### Exercise directions
Output the entries word for word. Omit images.

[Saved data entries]
----------
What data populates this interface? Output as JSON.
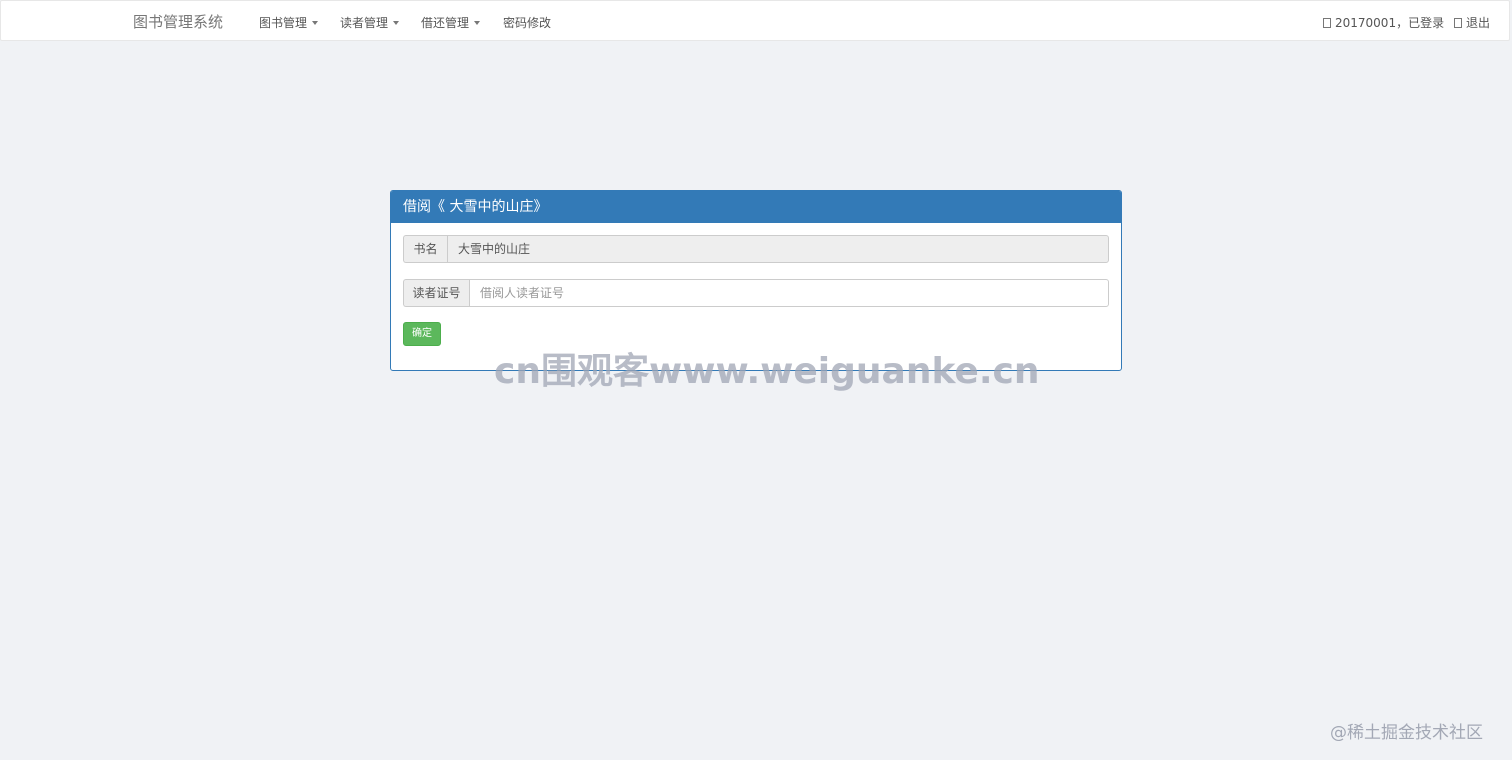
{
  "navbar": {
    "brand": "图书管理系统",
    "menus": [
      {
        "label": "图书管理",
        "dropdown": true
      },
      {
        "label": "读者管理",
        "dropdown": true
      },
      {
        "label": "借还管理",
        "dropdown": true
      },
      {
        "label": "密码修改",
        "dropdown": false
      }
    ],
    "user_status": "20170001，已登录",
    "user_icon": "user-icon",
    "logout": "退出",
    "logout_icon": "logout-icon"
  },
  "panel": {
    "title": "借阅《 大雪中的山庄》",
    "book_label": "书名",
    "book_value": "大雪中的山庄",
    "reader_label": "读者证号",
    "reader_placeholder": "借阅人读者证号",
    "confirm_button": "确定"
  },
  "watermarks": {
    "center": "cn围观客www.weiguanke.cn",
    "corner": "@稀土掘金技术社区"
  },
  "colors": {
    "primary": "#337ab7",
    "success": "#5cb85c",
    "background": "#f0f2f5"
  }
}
----------
### Full answer
What data populates this interface? Output as JSON.
{
  "navbar": {
    "brand": "图书管理系统",
    "menus": [
      {
        "label": "图书管理",
        "dropdown": true
      },
      {
        "label": "读者管理",
        "dropdown": true
      },
      {
        "label": "借还管理",
        "dropdown": true
      },
      {
        "label": "密码修改",
        "dropdown": false
      }
    ],
    "user_status": "20170001，已登录",
    "user_icon": "user-icon",
    "logout": "退出",
    "logout_icon": "logout-icon"
  },
  "panel": {
    "title": "借阅《 大雪中的山庄》",
    "book_label": "书名",
    "book_value": "大雪中的山庄",
    "reader_label": "读者证号",
    "reader_placeholder": "借阅人读者证号",
    "confirm_button": "确定"
  },
  "watermarks": {
    "center": "cn围观客www.weiguanke.cn",
    "corner": "@稀土掘金技术社区"
  },
  "colors": {
    "primary": "#337ab7",
    "success": "#5cb85c",
    "background": "#f0f2f5"
  }
}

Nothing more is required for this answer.